# Task to complete
Print the passage of the bike phone holder thread below from "I'd be tempted" up to and including "wafflycat (20 Jul 2009)".

-- Begin Excerpt to read --

# Any mobile phone holder



## greekokiril (20 Jul 2009)

Is there anyone with mobile phone holder on his bike, any recomendations?
I found this 
http://www.amazon.co.uk/FoneM8-Bicycle-Mobile-Gripmatic-Universal/dp/B000VKEATQ
but it looks too big


----------



## Bristol Dave (20 Jul 2009)

I'd be tempted to go for the armband holder worn by joggers than a cycle mounted one. I have enough trouble with bike mounted equipment shaking lose to risk this happening with my phone.

http://www.amazon.co.uk/Neoprene-Jo...2?ie=UTF8&s=electronics&qid=1248084686&sr=1-2

BD


----------



## wafflycat (20 Jul 2009)

I have one of these - very useful.

http://www.topeak.com/products/Bags/TriBag_raincover


----------



## Cockney Scot (20 Jul 2009)

I have a KRUSELL phone holder holder, have used it a few times, no problems with phone working loose, BUT the big problem is I keep forgetting the phone is on the handle bars and have left it on a few occasions. For that reason I dont use it much as one time I will forget it and return to the bike to find it gone.


----------



## joshua.agger (21 Jul 2009)

try Krussel I'm also using it


----------



## joshua.agger (21 Jul 2009)

Krusell, they have nice products


----------



## greekokiril (21 Jul 2009)

Thanks guys for the replays, these products are new for me, and they are all great, i will try to find boxit and topeak in some of the local stores here. But i wanted something that i can put my phone on it and to be in front of me on the handle so i can look at him.
Many thanks again


----------



## Cockney Scot (21 Jul 2009)

In that case the Kurrsell does just that.


----------



## Mr Pig (22 Jul 2009)

I put my phone in a poly bag and put it either in my pocket, backpack or the seat bag on my bike. My mate and I did a very wet 50mile ride a couple of years ago, his phone was in his pocket with no bag, and you want to have seen the sate of it! Another mate used to use an MP2 player in his pocket whilst riding and his sweat destroyed it. It stopped working and when he opened it up the insides were all corroded.

-- End Excerpt to read --
-- Begin Data supplied --

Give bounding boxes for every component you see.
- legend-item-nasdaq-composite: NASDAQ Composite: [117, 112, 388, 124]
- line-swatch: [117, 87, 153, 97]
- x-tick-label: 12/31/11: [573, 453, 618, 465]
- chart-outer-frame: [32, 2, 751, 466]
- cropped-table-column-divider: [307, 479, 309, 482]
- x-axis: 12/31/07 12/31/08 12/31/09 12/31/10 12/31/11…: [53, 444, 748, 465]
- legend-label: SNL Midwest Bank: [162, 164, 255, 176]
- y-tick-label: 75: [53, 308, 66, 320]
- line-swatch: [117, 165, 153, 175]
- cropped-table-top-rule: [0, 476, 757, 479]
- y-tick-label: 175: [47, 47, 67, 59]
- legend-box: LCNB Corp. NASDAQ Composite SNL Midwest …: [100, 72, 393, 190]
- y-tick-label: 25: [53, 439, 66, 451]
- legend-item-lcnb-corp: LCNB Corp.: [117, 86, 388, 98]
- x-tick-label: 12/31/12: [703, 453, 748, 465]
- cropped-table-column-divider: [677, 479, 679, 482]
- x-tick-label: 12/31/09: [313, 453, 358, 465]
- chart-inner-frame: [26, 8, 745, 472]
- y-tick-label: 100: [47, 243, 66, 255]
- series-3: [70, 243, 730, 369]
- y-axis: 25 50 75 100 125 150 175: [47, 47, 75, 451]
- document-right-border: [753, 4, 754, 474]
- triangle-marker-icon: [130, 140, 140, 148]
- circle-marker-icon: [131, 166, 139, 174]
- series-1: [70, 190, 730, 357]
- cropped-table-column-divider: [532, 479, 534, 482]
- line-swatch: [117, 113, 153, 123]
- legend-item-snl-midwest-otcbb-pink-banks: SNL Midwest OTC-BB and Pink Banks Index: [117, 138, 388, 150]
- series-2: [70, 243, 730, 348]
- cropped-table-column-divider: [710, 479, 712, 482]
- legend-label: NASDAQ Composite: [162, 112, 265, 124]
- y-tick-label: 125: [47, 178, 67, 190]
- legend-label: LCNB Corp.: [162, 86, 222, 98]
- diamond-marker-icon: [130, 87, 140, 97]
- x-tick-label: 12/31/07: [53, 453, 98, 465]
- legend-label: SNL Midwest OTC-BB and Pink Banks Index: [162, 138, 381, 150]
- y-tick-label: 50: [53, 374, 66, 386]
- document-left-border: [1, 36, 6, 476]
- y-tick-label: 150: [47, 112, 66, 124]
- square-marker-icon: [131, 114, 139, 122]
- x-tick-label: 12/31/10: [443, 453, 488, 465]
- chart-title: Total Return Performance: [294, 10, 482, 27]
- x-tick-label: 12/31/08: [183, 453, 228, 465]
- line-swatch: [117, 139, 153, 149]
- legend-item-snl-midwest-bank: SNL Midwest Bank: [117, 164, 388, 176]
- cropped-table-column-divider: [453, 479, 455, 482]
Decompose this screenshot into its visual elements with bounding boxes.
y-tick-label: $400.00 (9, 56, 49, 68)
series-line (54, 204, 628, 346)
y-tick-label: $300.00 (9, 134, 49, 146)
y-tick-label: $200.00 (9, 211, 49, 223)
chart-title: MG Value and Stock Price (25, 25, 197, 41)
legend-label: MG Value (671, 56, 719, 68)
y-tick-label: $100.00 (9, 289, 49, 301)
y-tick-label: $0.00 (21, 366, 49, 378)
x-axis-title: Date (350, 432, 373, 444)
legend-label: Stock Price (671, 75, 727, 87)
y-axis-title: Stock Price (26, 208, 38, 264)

-- End Data supplied --

# Task response
I'd be tempted to go for the armband holder worn by joggers than a cycle mounted one. I have enough trouble with bike mounted equipment shaking lose to risk this happening with my phone.

http://www.amazon.co.uk/Neoprene-Jo...2?ie=UTF8&s=electronics&qid=1248084686&sr=1-2

BD


----------



## wafflycat (20 Jul 2009)